A run of lines:
----
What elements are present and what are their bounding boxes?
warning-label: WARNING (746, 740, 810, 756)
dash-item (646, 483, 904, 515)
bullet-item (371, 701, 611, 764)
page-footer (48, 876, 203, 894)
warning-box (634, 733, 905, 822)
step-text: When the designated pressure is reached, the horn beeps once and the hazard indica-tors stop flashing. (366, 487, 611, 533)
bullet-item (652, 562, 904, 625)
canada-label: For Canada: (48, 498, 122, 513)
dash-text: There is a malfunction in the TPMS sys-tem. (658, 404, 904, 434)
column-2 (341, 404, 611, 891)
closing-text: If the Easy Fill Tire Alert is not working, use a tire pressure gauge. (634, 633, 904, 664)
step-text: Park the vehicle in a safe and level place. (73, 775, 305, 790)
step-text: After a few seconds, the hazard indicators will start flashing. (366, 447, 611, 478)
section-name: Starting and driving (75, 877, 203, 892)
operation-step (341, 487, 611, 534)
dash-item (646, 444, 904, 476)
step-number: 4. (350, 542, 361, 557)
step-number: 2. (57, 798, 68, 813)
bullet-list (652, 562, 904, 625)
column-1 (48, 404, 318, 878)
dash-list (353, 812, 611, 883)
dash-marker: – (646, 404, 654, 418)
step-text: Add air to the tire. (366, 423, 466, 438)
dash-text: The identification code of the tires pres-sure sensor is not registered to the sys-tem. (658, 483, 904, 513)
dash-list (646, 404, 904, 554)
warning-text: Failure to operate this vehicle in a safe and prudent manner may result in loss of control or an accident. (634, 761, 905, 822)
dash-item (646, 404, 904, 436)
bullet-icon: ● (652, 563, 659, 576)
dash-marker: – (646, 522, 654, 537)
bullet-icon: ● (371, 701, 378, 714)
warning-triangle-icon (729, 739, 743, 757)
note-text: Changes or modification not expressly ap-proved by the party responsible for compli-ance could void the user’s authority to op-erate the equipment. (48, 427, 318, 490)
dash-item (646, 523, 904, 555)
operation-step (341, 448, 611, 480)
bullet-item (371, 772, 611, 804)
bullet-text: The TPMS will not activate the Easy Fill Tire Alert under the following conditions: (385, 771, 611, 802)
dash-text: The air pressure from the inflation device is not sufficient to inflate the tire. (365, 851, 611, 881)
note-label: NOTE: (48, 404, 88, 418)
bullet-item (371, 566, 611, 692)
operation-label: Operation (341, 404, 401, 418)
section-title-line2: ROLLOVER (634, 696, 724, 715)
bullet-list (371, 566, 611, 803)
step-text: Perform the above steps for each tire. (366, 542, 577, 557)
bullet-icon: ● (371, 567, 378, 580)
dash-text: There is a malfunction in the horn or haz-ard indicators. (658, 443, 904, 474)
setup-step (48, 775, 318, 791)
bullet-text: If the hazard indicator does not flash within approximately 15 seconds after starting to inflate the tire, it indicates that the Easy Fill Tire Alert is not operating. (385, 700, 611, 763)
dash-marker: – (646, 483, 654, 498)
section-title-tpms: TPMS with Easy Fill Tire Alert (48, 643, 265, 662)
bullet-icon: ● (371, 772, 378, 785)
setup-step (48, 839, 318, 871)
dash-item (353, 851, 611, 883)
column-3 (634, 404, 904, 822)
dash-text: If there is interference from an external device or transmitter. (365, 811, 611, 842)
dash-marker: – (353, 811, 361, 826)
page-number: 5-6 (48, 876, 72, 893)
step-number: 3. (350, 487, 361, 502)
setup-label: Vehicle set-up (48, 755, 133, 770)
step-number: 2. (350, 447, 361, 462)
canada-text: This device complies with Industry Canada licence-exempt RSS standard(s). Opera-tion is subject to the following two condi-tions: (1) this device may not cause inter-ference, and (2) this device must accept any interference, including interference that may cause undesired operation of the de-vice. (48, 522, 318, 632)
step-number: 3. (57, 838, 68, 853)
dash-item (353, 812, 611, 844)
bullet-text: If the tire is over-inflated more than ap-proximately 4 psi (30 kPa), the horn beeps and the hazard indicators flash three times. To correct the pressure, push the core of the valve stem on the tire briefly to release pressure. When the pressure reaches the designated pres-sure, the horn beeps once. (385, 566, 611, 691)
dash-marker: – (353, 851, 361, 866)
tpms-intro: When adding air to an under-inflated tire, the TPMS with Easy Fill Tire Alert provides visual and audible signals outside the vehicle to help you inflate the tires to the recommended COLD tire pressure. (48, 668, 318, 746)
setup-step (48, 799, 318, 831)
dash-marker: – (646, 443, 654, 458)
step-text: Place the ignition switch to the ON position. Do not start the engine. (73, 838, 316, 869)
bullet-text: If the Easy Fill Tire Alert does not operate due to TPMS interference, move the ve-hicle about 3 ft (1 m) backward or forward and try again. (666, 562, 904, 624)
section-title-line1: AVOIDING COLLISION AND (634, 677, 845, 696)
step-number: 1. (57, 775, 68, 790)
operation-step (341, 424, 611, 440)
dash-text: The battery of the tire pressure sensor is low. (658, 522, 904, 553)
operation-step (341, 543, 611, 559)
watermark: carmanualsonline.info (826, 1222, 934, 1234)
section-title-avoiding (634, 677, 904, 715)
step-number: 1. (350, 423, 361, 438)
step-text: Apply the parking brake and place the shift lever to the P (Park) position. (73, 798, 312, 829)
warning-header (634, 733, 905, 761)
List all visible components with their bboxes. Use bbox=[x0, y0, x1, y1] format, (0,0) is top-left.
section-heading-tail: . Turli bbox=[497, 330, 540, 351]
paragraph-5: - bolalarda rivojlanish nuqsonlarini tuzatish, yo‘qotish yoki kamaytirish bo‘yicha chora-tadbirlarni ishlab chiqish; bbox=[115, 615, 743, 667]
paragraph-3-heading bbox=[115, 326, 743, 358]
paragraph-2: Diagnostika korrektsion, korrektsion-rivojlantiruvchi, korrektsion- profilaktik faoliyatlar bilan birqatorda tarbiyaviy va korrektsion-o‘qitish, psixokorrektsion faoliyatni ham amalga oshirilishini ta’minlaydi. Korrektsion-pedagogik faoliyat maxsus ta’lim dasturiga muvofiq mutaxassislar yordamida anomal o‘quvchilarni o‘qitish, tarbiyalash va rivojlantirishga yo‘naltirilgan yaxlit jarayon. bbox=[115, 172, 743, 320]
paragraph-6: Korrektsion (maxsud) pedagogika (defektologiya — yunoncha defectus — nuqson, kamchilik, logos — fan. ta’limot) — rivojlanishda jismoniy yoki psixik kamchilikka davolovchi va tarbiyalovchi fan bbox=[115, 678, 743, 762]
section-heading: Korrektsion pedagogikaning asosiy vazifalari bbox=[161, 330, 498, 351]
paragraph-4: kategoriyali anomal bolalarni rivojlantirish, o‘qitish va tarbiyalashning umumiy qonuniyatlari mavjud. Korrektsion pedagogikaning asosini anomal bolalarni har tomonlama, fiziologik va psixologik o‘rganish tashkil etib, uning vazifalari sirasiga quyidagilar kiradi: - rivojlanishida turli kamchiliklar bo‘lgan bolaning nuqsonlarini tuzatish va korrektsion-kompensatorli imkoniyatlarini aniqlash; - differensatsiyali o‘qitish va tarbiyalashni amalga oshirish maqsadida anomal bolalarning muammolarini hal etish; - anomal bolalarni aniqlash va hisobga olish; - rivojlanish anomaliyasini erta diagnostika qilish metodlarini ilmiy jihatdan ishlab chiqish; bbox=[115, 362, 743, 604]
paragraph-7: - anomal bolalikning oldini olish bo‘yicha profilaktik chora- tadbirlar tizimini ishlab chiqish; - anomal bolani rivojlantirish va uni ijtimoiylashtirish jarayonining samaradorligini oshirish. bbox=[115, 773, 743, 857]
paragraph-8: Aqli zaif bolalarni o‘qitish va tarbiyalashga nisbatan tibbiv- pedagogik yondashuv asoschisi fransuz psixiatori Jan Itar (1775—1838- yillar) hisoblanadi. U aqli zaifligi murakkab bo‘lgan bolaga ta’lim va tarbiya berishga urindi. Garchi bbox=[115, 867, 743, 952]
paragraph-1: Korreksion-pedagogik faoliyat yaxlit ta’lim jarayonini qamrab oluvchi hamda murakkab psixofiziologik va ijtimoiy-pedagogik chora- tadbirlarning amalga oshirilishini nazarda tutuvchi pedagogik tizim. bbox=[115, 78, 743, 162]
----
● Task instructions
Copy, word for word, the lines from the first one through the line holding "column-2 (341, 404, 611, 891)", including both ends.

● Solved exercise
What elements are present and what are their bounding boxes?
warning-label: WARNING (746, 740, 810, 756)
dash-item (646, 483, 904, 515)
bullet-item (371, 701, 611, 764)
page-footer (48, 876, 203, 894)
warning-box (634, 733, 905, 822)
step-text: When the designated pressure is reached, the horn beeps once and the hazard indica-tors stop flashing. (366, 487, 611, 533)
bullet-item (652, 562, 904, 625)
canada-label: For Canada: (48, 498, 122, 513)
dash-text: There is a malfunction in the TPMS sys-tem. (658, 404, 904, 434)
column-2 (341, 404, 611, 891)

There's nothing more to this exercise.